» What the exercise asks
Make an exact copy of the lines below.

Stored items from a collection
+++++
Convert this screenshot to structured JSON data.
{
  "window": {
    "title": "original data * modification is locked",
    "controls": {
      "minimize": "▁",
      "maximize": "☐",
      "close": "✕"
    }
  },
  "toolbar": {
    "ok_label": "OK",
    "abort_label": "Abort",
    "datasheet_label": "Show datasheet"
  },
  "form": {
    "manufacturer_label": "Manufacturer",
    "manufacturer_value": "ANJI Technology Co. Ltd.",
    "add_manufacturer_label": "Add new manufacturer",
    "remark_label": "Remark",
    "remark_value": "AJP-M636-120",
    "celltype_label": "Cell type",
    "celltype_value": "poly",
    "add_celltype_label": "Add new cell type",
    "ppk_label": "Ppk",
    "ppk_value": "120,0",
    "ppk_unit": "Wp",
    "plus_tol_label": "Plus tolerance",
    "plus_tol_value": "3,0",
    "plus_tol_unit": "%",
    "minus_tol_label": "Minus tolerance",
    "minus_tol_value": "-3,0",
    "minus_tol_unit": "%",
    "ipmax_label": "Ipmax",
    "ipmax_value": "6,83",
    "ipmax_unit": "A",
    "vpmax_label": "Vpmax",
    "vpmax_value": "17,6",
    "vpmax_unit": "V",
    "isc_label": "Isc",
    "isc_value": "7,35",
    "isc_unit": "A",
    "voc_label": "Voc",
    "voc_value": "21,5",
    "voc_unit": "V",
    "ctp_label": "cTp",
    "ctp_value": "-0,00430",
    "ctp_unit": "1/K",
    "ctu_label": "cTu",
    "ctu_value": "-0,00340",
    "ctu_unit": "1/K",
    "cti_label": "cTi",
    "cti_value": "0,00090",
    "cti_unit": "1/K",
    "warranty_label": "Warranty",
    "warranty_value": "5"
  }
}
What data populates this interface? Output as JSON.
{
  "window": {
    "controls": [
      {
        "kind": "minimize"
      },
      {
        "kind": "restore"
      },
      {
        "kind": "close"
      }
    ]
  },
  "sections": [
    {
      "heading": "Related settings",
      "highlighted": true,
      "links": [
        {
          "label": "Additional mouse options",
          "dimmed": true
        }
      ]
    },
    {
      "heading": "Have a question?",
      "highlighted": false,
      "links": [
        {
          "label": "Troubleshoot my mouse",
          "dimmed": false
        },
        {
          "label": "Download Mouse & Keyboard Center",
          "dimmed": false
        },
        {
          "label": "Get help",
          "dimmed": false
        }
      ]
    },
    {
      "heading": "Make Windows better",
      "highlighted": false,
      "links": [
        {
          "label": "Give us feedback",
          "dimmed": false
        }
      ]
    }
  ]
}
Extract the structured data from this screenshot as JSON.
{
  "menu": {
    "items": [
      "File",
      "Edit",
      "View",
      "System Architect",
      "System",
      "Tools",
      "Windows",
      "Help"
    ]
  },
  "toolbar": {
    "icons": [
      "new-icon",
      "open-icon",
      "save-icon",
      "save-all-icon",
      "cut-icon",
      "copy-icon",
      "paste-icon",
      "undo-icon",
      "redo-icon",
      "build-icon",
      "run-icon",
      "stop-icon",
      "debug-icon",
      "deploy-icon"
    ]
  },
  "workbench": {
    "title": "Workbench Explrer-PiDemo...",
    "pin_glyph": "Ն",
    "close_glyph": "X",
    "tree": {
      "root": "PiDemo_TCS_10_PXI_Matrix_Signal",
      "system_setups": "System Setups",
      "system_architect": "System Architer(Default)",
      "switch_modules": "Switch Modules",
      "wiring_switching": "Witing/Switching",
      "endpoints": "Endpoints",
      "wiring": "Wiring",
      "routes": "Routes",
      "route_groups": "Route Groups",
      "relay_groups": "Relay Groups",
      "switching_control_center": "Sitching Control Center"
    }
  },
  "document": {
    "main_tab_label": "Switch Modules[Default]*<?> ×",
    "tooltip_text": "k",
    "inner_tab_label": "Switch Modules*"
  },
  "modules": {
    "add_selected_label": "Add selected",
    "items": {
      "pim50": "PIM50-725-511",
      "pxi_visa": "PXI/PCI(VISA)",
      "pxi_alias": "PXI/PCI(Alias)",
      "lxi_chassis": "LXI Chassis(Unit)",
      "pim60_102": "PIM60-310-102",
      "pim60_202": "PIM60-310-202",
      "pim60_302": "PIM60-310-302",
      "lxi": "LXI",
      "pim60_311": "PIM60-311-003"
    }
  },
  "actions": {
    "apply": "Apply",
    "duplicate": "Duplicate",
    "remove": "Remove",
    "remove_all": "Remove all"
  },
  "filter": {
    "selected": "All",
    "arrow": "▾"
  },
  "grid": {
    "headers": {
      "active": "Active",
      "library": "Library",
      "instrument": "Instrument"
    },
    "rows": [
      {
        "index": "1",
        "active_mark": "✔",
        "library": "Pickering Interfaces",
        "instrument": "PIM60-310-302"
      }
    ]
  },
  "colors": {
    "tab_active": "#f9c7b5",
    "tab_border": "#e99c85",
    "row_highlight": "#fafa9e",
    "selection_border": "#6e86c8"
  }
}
+++++
» Full answer
Convert this screenshot to structured JSON data.
{
  "window": {
    "title": "original data * modification is locked",
    "controls": {
      "minimize": "▁",
      "maximize": "☐",
      "close": "✕"
    }
  },
  "toolbar": {
    "ok_label": "OK",
    "abort_label": "Abort",
    "datasheet_label": "Show datasheet"
  },
  "form": {
    "manufacturer_label": "Manufacturer",
    "manufacturer_value": "ANJI Technology Co. Ltd.",
    "add_manufacturer_label": "Add new manufacturer",
    "remark_label": "Remark",
    "remark_value": "AJP-M636-120",
    "celltype_label": "Cell type",
    "celltype_value": "poly",
    "add_celltype_label": "Add new cell type",
    "ppk_label": "Ppk",
    "ppk_value": "120,0",
    "ppk_unit": "Wp",
    "plus_tol_label": "Plus tolerance",
    "plus_tol_value": "3,0",
    "plus_tol_unit": "%",
    "minus_tol_label": "Minus tolerance",
    "minus_tol_value": "-3,0",
    "minus_tol_unit": "%",
    "ipmax_label": "Ipmax",
    "ipmax_value": "6,83",
    "ipmax_unit": "A",
    "vpmax_label": "Vpmax",
    "vpmax_value": "17,6",
    "vpmax_unit": "V",
    "isc_label": "Isc",
    "isc_value": "7,35",
    "isc_unit": "A",
    "voc_label": "Voc",
    "voc_value": "21,5",
    "voc_unit": "V",
    "ctp_label": "cTp",
    "ctp_value": "-0,00430",
    "ctp_unit": "1/K",
    "ctu_label": "cTu",
    "ctu_value": "-0,00340",
    "ctu_unit": "1/K",
    "cti_label": "cTi",
    "cti_value": "0,00090",
    "cti_unit": "1/K",
    "warranty_label": "Warranty",
    "warranty_value": "5"
  }
}
What data populates this interface? Output as JSON.
{
  "window": {
    "controls": [
      {
        "kind": "minimize"
      },
      {
        "kind": "restore"
      },
      {
        "kind": "close"
      }
    ]
  },
  "sections": [
    {
      "heading": "Related settings",
      "highlighted": true,
      "links": [
        {
          "label": "Additional mouse options",
          "dimmed": true
        }
      ]
    },
    {
      "heading": "Have a question?",
      "highlighted": false,
      "links": [
        {
          "label": "Troubleshoot my mouse",
          "dimmed": false
        },
        {
          "label": "Download Mouse & Keyboard Center",
          "dimmed": false
        },
        {
          "label": "Get help",
          "dimmed": false
        }
      ]
    },
    {
      "heading": "Make Windows better",
      "highlighted": false,
      "links": [
        {
          "label": "Give us feedback",
          "dimmed": false
        }
      ]
    }
  ]
}
Extract the structured data from this screenshot as JSON.
{
  "menu": {
    "items": [
      "File",
      "Edit",
      "View",
      "System Architect",
      "System",
      "Tools",
      "Windows",
      "Help"
    ]
  },
  "toolbar": {
    "icons": [
      "new-icon",
      "open-icon",
      "save-icon",
      "save-all-icon",
      "cut-icon",
      "copy-icon",
      "paste-icon",
      "undo-icon",
      "redo-icon",
      "build-icon",
      "run-icon",
      "stop-icon",
      "debug-icon",
      "deploy-icon"
    ]
  },
  "workbench": {
    "title": "Workbench Explrer-PiDemo...",
    "pin_glyph": "Ն",
    "close_glyph": "X",
    "tree": {
      "root": "PiDemo_TCS_10_PXI_Matrix_Signal",
      "system_setups": "System Setups",
      "system_architect": "System Architer(Default)",
      "switch_modules": "Switch Modules",
      "wiring_switching": "Witing/Switching",
      "endpoints": "Endpoints",
      "wiring": "Wiring",
      "routes": "Routes",
      "route_groups": "Route Groups",
      "relay_groups": "Relay Groups",
      "switching_control_center": "Sitching Control Center"
    }
  },
  "document": {
    "main_tab_label": "Switch Modules[Default]*<?> ×",
    "tooltip_text": "k",
    "inner_tab_label": "Switch Modules*"
  },
  "modules": {
    "add_selected_label": "Add selected",
    "items": {
      "pim50": "PIM50-725-511",
      "pxi_visa": "PXI/PCI(VISA)",
      "pxi_alias": "PXI/PCI(Alias)",
      "lxi_chassis": "LXI Chassis(Unit)",
      "pim60_102": "PIM60-310-102",
      "pim60_202": "PIM60-310-202",
      "pim60_302": "PIM60-310-302",
      "lxi": "LXI",
      "pim60_311": "PIM60-311-003"
    }
  },
  "actions": {
    "apply": "Apply",
    "duplicate": "Duplicate",
    "remove": "Remove",
    "remove_all": "Remove all"
  },
  "filter": {
    "selected": "All",
    "arrow": "▾"
  },
  "grid": {
    "headers": {
      "active": "Active",
      "library": "Library",
      "instrument": "Instrument"
    },
    "rows": [
      {
        "index": "1",
        "active_mark": "✔",
        "library": "Pickering Interfaces",
        "instrument": "PIM60-310-302"
      }
    ]
  },
  "colors": {
    "tab_active": "#f9c7b5",
    "tab_border": "#e99c85",
    "row_highlight": "#fafa9e",
    "selection_border": "#6e86c8"
  }
}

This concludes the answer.